→ **What you have to do**
Identify the lines that contain the string "Основное" and report only how many there are.

→ **Material**
+===+
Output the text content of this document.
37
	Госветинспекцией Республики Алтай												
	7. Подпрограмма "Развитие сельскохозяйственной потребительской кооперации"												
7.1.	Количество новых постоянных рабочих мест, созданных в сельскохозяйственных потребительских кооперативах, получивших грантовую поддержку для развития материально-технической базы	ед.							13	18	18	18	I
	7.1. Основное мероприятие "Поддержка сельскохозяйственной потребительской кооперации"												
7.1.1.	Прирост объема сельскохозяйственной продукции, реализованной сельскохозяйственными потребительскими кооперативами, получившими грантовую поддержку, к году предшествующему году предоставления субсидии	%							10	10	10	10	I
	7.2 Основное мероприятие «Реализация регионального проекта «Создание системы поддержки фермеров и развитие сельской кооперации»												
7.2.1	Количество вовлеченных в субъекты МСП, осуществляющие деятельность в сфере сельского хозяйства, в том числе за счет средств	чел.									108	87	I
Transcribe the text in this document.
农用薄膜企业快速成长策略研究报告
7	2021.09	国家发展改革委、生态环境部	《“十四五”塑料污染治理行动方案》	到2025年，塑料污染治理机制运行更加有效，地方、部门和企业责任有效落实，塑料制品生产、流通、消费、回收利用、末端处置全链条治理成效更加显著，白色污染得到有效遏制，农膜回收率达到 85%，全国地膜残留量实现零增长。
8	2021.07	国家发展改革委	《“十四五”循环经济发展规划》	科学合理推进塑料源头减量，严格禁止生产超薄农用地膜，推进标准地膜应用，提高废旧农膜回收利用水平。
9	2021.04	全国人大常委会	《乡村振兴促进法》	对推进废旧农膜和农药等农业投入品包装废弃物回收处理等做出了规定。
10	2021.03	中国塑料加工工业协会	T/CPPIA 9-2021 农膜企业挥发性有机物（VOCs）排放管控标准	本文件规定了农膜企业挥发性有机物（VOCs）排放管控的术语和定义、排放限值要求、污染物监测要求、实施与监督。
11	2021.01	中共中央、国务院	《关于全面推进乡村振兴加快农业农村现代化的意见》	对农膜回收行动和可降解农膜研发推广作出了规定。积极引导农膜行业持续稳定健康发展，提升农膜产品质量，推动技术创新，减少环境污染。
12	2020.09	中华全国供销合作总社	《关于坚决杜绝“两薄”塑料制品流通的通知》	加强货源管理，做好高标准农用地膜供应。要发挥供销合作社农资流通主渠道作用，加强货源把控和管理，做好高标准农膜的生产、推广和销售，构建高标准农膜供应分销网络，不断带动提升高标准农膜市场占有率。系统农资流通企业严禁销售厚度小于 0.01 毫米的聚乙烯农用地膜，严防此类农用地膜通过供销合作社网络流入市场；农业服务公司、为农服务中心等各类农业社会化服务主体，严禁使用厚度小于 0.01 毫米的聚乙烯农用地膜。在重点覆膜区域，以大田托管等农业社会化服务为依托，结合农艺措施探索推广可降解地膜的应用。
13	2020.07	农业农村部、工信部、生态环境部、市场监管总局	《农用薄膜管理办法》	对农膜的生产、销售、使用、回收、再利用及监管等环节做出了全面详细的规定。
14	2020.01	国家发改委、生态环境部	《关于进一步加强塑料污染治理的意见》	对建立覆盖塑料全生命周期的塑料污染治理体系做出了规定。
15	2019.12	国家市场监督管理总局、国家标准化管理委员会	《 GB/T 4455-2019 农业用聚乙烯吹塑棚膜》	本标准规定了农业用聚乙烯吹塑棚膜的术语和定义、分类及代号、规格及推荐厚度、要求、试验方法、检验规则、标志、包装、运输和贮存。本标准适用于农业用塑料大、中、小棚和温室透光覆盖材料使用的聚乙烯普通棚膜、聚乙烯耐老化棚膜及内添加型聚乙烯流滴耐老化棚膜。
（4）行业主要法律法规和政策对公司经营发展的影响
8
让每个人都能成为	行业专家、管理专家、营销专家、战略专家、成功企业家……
+===+
→ **The output**
2